▸ **SHORT PROBLEM**
Pick out each line in these entries that contains the string "sitios".

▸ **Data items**
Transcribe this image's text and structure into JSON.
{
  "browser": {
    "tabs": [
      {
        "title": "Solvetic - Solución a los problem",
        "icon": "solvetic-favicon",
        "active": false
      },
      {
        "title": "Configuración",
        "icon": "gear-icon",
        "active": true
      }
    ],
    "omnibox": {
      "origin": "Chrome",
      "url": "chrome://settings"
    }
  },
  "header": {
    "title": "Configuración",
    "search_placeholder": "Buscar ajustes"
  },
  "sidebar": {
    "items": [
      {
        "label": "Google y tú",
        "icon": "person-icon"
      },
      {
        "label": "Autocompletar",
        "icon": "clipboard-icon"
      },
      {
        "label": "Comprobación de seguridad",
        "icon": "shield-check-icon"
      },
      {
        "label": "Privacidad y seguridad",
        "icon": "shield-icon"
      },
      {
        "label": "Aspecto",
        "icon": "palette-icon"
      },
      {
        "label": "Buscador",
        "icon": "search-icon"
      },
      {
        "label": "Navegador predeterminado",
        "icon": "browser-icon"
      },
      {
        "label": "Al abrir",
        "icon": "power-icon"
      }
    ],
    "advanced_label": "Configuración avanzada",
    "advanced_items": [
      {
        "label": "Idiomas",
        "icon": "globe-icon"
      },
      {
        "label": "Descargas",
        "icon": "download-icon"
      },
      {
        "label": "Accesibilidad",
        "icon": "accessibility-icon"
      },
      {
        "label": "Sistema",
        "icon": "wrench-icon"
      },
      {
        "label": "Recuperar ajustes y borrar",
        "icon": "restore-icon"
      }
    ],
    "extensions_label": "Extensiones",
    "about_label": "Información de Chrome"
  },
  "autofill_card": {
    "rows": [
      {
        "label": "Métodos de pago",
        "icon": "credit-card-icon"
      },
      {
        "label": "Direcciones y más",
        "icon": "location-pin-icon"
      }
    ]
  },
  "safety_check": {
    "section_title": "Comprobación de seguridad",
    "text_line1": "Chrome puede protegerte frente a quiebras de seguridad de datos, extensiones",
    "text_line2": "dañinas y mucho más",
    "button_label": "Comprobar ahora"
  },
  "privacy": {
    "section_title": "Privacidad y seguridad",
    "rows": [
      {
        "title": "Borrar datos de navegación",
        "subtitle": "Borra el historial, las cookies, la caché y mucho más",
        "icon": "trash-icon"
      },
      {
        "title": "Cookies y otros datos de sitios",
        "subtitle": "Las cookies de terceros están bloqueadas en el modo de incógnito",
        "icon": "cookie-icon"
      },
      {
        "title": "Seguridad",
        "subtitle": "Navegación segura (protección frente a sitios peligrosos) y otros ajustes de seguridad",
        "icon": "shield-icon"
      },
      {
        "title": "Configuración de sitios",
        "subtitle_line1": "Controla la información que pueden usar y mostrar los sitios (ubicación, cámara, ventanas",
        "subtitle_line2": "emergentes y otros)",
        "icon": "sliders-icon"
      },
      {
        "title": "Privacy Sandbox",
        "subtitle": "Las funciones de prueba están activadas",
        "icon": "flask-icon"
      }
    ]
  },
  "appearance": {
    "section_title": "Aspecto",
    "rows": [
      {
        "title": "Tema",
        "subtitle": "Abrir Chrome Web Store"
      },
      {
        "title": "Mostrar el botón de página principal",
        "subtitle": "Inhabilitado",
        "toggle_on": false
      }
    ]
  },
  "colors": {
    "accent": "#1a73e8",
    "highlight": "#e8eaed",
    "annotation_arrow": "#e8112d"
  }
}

▸ **THE COMPLETED TASK**
        "title": "Cookies y otros datos de sitios",
        "subtitle": "Navegación segura (protección frente a sitios peligrosos) y otros ajustes de seguridad",
        "title": "Configuración de sitios",
        "subtitle_line1": "Controla la información que pueden usar y mostrar los sitios (ubicación, cámara, ventanas",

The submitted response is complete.